# What is expected
Each line that includes the word "Exosome" should be copied from the records.

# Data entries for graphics
┌──
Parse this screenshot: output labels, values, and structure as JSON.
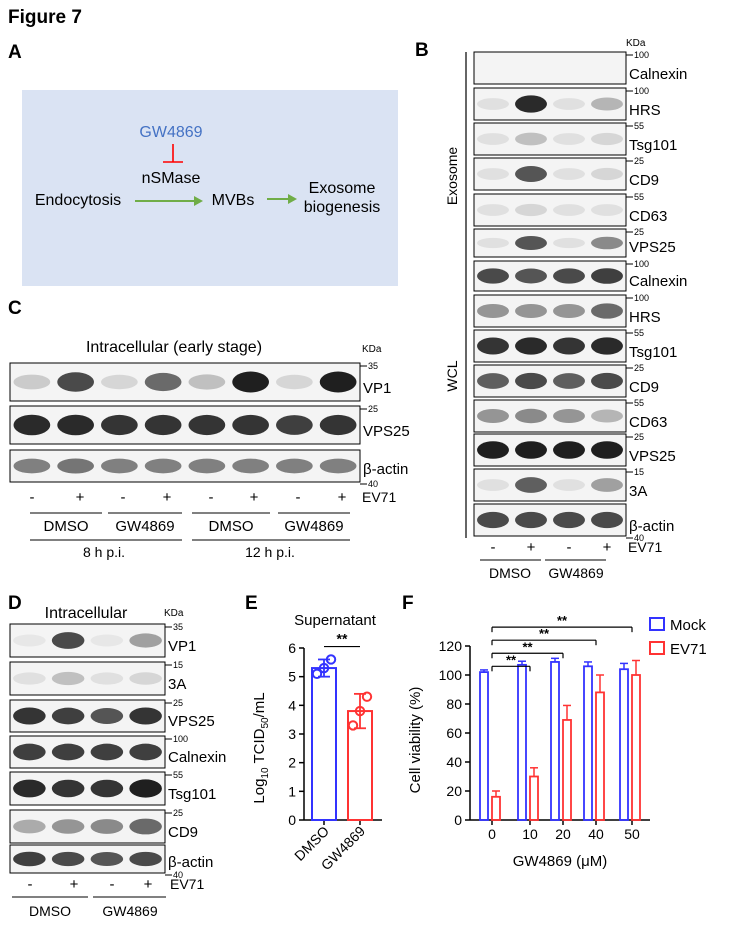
{
  "figure_title": "Figure 7",
  "panels": {
    "A": "A",
    "B": "B",
    "C": "C",
    "D": "D",
    "E": "E",
    "F": "F"
  },
  "panelA": {
    "inhibitor": "GW4869",
    "enzyme": "nSMase",
    "start": "Endocytosis",
    "middle": "MVBs",
    "end_line1": "Exosome",
    "end_line2": "biogenesis",
    "colors": {
      "box": "#dae3f3",
      "inhibitor": "#4472c4",
      "arrow": "#70ad47",
      "inhibit": "#ff0000"
    }
  },
  "panelB": {
    "kda": "KDa",
    "group_exosome": "Exosome",
    "group_wcl": "WCL",
    "rows": [
      {
        "label": "Calnexin",
        "marker": "100"
      },
      {
        "label": "HRS",
        "marker": "100"
      },
      {
        "label": "Tsg101",
        "marker": "55"
      },
      {
        "label": "CD9",
        "marker": "25"
      },
      {
        "label": "CD63",
        "marker": "55"
      },
      {
        "label": "VPS25",
        "marker": "25"
      },
      {
        "label": "Calnexin",
        "marker": "100"
      },
      {
        "label": "HRS",
        "marker": "100"
      },
      {
        "label": "Tsg101",
        "marker": "55"
      },
      {
        "label": "CD9",
        "marker": "25"
      },
      {
        "label": "CD63",
        "marker": "55"
      },
      {
        "label": "VPS25",
        "marker": "25"
      },
      {
        "label": "3A",
        "marker": "15"
      },
      {
        "label": "β-actin",
        "marker": "40"
      }
    ],
    "lanes": [
      "-",
      "+",
      "-",
      "+"
    ],
    "virus": "EV71",
    "groups": [
      "DMSO",
      "GW4869"
    ]
  },
  "panelC": {
    "title": "Intracellular (early stage)",
    "kda": "KDa",
    "rows": [
      {
        "label": "VP1",
        "marker": "35"
      },
      {
        "label": "VPS25",
        "marker": "25"
      },
      {
        "label": "β-actin",
        "marker": "40"
      }
    ],
    "lanes": [
      "-",
      "+",
      "-",
      "+",
      "-",
      "+",
      "-",
      "+"
    ],
    "virus": "EV71",
    "groups": [
      "DMSO",
      "GW4869",
      "DMSO",
      "GW4869"
    ],
    "times": [
      "8 h p.i.",
      "12 h p.i."
    ]
  },
  "panelD": {
    "title": "Intracellular",
    "kda": "KDa",
    "rows": [
      {
        "label": "VP1",
        "marker": "35"
      },
      {
        "label": "3A",
        "marker": "15"
      },
      {
        "label": "VPS25",
        "marker": "25"
      },
      {
        "label": "Calnexin",
        "marker": "100"
      },
      {
        "label": "Tsg101",
        "marker": "55"
      },
      {
        "label": "CD9",
        "marker": "25"
      },
      {
        "label": "β-actin",
        "marker": "40"
      }
    ],
    "lanes": [
      "-",
      "+",
      "-",
      "+"
    ],
    "virus": "EV71",
    "groups": [
      "DMSO",
      "GW4869"
    ]
  },
  "chart_data": [
    {
      "type": "bar",
      "title": "Supernatant",
      "ylabel_main": "Log",
      "ylabel_sub1": "10",
      "ylabel_mid": " TCID",
      "ylabel_sub2": "50",
      "ylabel_end": "/mL",
      "categories": [
        "DMSO",
        "GW4869"
      ],
      "values": [
        5.3,
        3.8
      ],
      "errors": [
        0.3,
        0.6
      ],
      "points": [
        [
          5.1,
          5.3,
          5.6
        ],
        [
          3.3,
          3.8,
          4.3
        ]
      ],
      "ylim": [
        0,
        6
      ],
      "yticks": [
        "0",
        "1",
        "2",
        "3",
        "4",
        "5",
        "6"
      ],
      "significance": "**",
      "colors": [
        "#3333ff",
        "#ff3333"
      ]
    },
    {
      "type": "bar",
      "ylabel": "Cell viability (%)",
      "xlabel": "GW4869 (μM)",
      "categories": [
        "0",
        "10",
        "20",
        "40",
        "50"
      ],
      "ylim": [
        0,
        120
      ],
      "yticks": [
        "0",
        "20",
        "40",
        "60",
        "80",
        "100",
        "120"
      ],
      "series": [
        {
          "name": "Mock",
          "values": [
            102,
            107,
            109,
            106,
            104
          ],
          "errors": [
            1.5,
            2.5,
            2.5,
            3,
            4
          ],
          "color": "#3333ff"
        },
        {
          "name": "EV71",
          "values": [
            16,
            30,
            69,
            88,
            100
          ],
          "errors": [
            4,
            6,
            10,
            12,
            10
          ],
          "color": "#ff3333"
        }
      ],
      "significance": [
        "**",
        "**",
        "**",
        "**"
      ],
      "legend": "top-right"
    }
  ]
}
└──
# Output
    "end_line1": "Exosome",
    "group_exosome": "Exosome",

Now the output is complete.